Of the lines in the listing, how many include the string "Audio"? Write the number and nothing else.

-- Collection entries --
[start]
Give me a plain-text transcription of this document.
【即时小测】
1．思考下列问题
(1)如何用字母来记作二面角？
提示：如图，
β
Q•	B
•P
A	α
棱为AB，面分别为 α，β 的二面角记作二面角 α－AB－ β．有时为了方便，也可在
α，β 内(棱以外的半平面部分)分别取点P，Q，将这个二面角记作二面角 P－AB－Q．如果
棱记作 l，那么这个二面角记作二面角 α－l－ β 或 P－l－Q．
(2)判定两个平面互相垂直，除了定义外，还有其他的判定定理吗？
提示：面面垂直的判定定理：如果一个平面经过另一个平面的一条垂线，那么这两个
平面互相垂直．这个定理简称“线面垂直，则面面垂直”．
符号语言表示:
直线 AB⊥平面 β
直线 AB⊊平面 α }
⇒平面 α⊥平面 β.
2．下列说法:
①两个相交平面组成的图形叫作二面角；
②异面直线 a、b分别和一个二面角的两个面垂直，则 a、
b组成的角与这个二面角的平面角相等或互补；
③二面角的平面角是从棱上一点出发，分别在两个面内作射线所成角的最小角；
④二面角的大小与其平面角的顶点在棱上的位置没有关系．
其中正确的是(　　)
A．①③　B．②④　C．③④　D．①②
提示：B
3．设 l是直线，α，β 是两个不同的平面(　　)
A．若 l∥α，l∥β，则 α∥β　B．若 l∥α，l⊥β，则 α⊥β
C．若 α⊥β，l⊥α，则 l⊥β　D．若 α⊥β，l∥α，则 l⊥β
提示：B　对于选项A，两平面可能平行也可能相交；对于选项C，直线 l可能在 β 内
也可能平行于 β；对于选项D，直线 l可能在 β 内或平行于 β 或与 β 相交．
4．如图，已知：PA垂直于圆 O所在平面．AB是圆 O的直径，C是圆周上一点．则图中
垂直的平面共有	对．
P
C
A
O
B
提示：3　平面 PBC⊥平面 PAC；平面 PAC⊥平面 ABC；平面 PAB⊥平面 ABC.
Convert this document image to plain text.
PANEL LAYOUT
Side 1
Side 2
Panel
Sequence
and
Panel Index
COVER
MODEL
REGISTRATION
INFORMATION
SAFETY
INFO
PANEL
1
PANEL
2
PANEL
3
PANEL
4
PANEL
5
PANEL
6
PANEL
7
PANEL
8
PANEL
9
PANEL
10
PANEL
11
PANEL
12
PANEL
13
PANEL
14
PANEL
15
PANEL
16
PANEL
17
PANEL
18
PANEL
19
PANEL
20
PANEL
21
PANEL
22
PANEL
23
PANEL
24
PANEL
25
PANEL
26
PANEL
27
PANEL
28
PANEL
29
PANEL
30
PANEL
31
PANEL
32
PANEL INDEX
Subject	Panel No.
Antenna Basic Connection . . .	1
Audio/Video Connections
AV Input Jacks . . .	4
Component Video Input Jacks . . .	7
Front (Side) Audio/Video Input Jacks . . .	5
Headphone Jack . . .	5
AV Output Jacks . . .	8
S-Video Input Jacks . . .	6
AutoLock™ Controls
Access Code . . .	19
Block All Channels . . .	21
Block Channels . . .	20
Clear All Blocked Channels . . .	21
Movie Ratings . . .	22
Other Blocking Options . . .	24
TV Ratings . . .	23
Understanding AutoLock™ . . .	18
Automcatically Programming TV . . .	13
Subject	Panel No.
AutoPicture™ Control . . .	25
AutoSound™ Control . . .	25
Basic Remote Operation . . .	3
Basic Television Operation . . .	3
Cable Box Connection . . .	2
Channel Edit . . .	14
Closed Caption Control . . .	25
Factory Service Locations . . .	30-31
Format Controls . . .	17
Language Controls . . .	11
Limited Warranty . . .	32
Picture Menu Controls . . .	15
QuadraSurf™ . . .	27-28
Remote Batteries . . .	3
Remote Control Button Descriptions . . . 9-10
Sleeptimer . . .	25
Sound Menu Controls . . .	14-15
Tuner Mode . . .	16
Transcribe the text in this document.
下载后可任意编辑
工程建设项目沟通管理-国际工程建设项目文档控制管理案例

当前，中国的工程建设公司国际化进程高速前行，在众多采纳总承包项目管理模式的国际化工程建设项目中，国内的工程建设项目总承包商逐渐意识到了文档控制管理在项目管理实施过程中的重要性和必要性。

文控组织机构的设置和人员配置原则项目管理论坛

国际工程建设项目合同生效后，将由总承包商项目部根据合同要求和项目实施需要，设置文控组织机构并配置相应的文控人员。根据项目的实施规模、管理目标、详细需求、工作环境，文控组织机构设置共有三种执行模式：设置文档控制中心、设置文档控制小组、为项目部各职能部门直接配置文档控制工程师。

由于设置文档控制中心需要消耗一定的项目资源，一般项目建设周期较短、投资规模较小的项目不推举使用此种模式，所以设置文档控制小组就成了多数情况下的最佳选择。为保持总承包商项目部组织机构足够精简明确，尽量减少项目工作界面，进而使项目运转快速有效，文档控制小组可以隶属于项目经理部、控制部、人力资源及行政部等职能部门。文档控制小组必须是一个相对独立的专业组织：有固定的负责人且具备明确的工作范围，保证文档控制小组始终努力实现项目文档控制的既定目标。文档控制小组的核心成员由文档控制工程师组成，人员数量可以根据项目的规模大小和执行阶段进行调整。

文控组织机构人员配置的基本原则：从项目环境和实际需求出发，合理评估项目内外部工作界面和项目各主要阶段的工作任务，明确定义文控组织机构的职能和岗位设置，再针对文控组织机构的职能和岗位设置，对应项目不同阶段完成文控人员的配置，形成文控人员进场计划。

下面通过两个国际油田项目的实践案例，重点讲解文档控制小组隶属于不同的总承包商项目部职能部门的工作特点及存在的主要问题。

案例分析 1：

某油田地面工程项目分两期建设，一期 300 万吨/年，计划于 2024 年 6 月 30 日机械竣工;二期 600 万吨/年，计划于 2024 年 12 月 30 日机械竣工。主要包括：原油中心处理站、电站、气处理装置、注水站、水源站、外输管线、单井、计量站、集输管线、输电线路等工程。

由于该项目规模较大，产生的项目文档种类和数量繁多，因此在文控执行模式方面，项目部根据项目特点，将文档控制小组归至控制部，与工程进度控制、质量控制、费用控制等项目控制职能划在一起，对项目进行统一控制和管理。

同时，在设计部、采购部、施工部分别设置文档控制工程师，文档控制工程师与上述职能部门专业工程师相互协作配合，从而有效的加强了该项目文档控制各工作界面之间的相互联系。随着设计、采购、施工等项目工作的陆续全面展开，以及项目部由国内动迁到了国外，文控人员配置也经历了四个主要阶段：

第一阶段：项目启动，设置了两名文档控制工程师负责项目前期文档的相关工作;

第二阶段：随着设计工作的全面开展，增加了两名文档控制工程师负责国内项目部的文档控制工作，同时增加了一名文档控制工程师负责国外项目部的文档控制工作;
[end]
-- EXPECTED OUTPUT --
2